- DATA FOR THE TASK -

## BEGIN

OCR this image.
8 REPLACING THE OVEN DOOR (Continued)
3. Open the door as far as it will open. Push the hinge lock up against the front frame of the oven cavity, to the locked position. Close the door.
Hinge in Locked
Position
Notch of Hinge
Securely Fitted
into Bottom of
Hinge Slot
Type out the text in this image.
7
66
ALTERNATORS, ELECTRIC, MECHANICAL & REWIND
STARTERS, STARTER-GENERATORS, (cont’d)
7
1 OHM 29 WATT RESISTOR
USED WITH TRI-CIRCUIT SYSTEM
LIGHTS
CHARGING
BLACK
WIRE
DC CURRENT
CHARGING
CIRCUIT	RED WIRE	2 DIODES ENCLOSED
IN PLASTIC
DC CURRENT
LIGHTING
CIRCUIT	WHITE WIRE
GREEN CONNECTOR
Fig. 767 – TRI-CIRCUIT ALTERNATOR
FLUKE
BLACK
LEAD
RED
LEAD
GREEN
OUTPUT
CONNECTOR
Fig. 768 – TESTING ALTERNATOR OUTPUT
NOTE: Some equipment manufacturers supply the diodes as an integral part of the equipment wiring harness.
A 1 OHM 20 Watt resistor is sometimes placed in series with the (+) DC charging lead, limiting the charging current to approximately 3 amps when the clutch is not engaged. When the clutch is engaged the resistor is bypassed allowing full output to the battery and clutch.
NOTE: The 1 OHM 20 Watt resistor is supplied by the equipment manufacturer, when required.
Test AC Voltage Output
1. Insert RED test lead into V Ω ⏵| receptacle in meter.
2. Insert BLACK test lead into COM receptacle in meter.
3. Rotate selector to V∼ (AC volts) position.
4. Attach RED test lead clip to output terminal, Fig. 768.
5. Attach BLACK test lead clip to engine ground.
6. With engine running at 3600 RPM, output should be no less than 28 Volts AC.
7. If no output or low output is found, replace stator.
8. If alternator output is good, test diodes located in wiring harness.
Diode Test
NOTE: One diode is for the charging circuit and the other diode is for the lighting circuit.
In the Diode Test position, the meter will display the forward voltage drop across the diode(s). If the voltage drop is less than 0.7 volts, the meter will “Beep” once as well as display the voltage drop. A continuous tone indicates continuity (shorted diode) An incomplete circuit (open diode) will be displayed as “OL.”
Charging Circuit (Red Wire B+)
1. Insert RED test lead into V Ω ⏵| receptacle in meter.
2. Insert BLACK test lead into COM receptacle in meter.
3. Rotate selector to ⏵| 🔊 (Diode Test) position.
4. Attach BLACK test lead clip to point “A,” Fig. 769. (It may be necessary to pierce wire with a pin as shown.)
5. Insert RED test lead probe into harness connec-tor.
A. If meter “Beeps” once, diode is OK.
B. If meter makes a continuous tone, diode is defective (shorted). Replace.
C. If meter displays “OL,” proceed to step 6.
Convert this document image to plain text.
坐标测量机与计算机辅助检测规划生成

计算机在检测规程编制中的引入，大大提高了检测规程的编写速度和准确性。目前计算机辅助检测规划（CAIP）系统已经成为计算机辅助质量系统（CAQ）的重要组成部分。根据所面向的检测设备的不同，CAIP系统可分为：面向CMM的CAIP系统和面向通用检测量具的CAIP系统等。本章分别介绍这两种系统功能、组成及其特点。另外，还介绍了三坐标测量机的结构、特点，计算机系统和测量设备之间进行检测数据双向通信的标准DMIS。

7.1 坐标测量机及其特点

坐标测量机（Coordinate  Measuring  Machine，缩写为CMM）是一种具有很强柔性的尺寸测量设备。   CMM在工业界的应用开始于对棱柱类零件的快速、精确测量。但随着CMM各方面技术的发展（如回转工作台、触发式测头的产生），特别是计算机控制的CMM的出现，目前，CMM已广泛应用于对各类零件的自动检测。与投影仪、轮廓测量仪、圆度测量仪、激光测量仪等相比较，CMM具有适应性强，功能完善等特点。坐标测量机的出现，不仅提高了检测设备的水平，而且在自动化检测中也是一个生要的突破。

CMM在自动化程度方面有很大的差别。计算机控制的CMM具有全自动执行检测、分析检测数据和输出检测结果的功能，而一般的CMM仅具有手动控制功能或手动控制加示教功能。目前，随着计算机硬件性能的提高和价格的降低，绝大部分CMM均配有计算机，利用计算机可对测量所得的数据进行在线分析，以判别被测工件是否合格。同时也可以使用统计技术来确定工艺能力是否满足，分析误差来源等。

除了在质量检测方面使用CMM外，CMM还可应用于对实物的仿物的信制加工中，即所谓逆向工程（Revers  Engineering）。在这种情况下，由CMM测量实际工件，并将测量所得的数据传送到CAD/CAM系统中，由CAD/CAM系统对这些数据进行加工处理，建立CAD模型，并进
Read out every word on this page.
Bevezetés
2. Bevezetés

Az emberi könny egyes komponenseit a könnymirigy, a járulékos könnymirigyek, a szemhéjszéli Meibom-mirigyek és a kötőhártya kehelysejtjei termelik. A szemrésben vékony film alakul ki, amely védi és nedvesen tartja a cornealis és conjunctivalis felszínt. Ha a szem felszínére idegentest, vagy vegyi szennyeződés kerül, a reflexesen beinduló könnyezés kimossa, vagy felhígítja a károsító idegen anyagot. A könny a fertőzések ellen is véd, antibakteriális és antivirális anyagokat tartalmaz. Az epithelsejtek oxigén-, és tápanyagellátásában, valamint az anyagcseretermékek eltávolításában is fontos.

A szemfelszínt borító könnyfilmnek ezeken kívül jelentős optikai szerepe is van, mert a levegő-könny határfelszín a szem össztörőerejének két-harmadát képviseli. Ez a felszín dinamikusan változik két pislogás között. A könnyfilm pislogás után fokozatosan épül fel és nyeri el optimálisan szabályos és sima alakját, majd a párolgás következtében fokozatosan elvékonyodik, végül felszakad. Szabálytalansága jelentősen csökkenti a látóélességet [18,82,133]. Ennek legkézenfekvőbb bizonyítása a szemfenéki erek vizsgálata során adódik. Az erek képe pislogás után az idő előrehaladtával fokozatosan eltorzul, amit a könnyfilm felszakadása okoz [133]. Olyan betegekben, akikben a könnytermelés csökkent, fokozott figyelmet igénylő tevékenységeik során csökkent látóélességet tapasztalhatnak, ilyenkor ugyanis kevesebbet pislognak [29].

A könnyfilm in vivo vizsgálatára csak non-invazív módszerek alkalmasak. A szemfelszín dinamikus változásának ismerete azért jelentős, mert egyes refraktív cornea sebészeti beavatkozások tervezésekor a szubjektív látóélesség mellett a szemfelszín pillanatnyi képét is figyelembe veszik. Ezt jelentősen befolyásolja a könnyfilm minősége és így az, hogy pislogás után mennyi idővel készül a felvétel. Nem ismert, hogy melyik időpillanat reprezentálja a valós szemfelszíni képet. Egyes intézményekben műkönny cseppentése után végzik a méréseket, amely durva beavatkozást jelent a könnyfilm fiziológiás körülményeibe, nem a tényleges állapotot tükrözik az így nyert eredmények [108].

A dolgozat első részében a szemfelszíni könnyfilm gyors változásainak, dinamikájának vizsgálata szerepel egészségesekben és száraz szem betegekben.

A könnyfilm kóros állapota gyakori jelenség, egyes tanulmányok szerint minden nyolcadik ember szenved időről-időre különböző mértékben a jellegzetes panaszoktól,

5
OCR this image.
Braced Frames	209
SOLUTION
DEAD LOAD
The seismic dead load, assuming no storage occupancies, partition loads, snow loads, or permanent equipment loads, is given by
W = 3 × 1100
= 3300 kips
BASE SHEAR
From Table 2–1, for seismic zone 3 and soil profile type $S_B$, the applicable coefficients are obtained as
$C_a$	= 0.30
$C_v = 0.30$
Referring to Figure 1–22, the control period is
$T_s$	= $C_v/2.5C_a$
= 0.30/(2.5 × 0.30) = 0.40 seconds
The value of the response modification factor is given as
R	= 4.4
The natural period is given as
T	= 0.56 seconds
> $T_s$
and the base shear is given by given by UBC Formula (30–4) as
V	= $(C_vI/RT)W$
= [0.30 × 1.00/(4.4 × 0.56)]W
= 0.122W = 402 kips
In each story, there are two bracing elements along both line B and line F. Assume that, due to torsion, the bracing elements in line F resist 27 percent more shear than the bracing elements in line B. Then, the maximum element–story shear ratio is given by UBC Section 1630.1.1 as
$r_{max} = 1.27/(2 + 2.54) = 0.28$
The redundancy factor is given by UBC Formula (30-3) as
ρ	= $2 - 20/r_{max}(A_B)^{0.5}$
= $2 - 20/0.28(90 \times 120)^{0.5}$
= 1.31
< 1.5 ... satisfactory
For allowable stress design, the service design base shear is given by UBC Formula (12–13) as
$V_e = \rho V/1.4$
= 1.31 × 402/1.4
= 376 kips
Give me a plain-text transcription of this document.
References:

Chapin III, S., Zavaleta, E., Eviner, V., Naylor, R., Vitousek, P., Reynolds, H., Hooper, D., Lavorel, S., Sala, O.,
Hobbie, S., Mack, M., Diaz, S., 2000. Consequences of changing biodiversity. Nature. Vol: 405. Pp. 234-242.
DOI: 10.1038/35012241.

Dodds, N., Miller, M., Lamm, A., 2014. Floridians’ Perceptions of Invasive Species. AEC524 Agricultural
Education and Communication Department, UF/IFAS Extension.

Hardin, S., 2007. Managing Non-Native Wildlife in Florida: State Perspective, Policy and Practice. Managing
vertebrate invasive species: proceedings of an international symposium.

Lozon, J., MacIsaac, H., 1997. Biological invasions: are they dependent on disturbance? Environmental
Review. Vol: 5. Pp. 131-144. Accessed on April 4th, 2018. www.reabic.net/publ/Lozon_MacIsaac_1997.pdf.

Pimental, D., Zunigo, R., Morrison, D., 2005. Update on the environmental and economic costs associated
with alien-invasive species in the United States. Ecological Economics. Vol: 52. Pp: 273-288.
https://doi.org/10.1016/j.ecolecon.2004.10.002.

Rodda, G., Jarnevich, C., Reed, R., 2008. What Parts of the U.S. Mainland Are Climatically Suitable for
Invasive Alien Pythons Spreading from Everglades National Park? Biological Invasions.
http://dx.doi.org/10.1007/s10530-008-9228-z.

## END

- WORK TO DO -
From the listing, copy each line containing the word "when".

- WRITTEN SOLUTION -
A 1 OHM 20 Watt resistor is sometimes placed in series with the (+) DC charging lead, limiting the charging current to approximately 3 amps when the clutch is not engaged. When the clutch is engaged the resistor is bypassed allowing full output to the battery and clutch.
NOTE: The 1 OHM 20 Watt resistor is supplied by the equipment manufacturer, when required.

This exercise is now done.